- Exercise goal: Set down every entry word for word. Omit the pictures.

.....

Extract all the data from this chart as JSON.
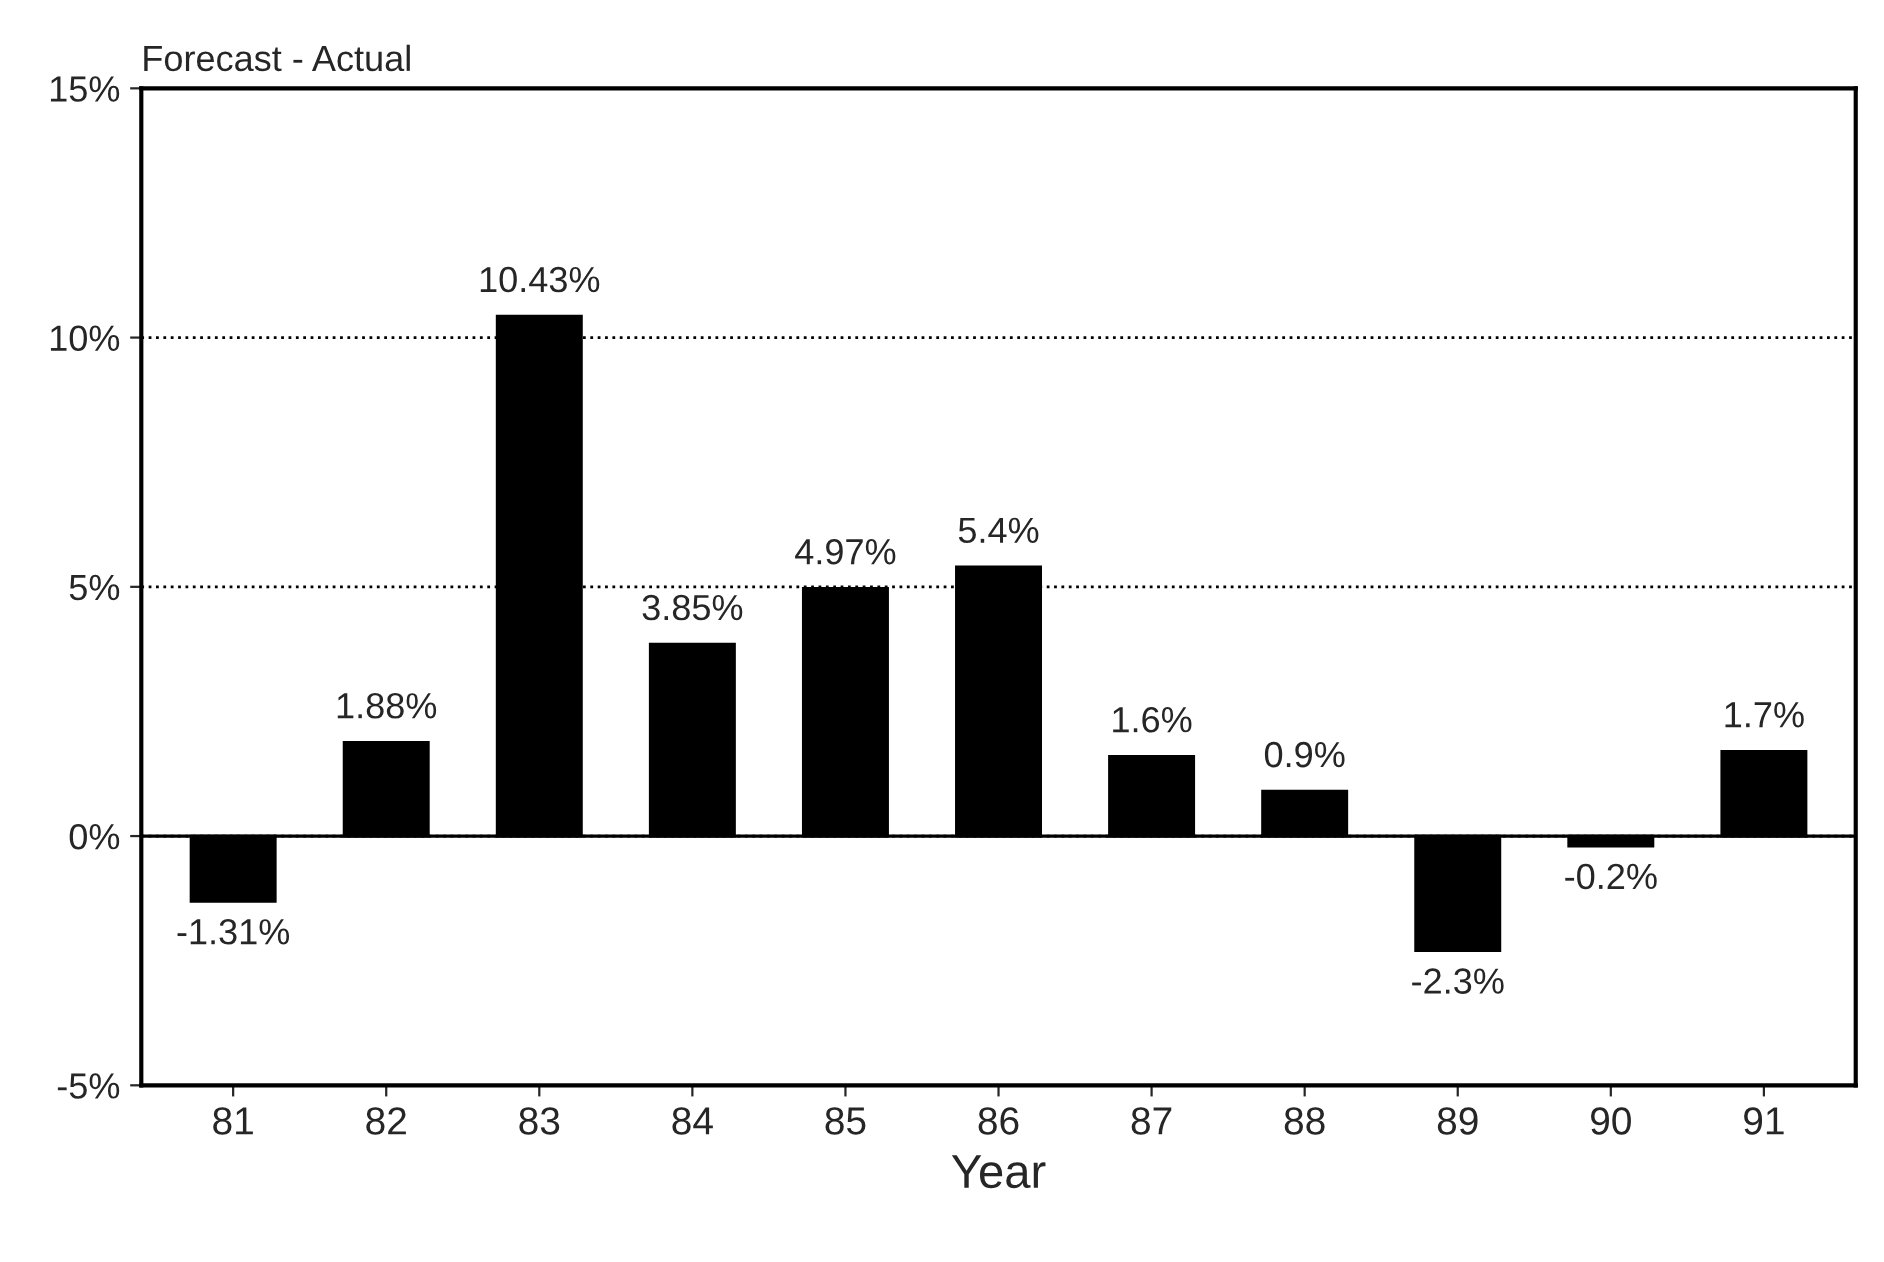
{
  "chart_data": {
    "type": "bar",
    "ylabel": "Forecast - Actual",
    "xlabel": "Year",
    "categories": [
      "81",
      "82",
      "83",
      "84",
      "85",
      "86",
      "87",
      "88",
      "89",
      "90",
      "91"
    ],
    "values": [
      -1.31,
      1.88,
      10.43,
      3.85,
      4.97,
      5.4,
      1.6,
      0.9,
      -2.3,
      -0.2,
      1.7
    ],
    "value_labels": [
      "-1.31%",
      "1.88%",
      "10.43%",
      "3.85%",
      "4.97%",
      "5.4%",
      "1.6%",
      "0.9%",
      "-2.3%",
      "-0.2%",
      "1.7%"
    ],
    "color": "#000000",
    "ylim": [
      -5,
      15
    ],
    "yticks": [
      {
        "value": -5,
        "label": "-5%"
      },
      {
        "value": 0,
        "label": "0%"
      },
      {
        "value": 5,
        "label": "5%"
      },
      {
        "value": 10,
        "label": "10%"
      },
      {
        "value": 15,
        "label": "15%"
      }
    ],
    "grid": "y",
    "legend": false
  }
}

.....

- Task result:
Extract all the data from this chart as JSON.
{
  "chart_data": {
    "type": "bar",
    "ylabel": "Forecast - Actual",
    "xlabel": "Year",
    "categories": [
      "81",
      "82",
      "83",
      "84",
      "85",
      "86",
      "87",
      "88",
      "89",
      "90",
      "91"
    ],
    "values": [
      -1.31,
      1.88,
      10.43,
      3.85,
      4.97,
      5.4,
      1.6,
      0.9,
      -2.3,
      -0.2,
      1.7
    ],
    "value_labels": [
      "-1.31%",
      "1.88%",
      "10.43%",
      "3.85%",
      "4.97%",
      "5.4%",
      "1.6%",
      "0.9%",
      "-2.3%",
      "-0.2%",
      "1.7%"
    ],
    "color": "#000000",
    "ylim": [
      -5,
      15
    ],
    "yticks": [
      {
        "value": -5,
        "label": "-5%"
      },
      {
        "value": 0,
        "label": "0%"
      },
      {
        "value": 5,
        "label": "5%"
      },
      {
        "value": 10,
        "label": "10%"
      },
      {
        "value": 15,
        "label": "15%"
      }
    ],
    "grid": "y",
    "legend": false
  }
}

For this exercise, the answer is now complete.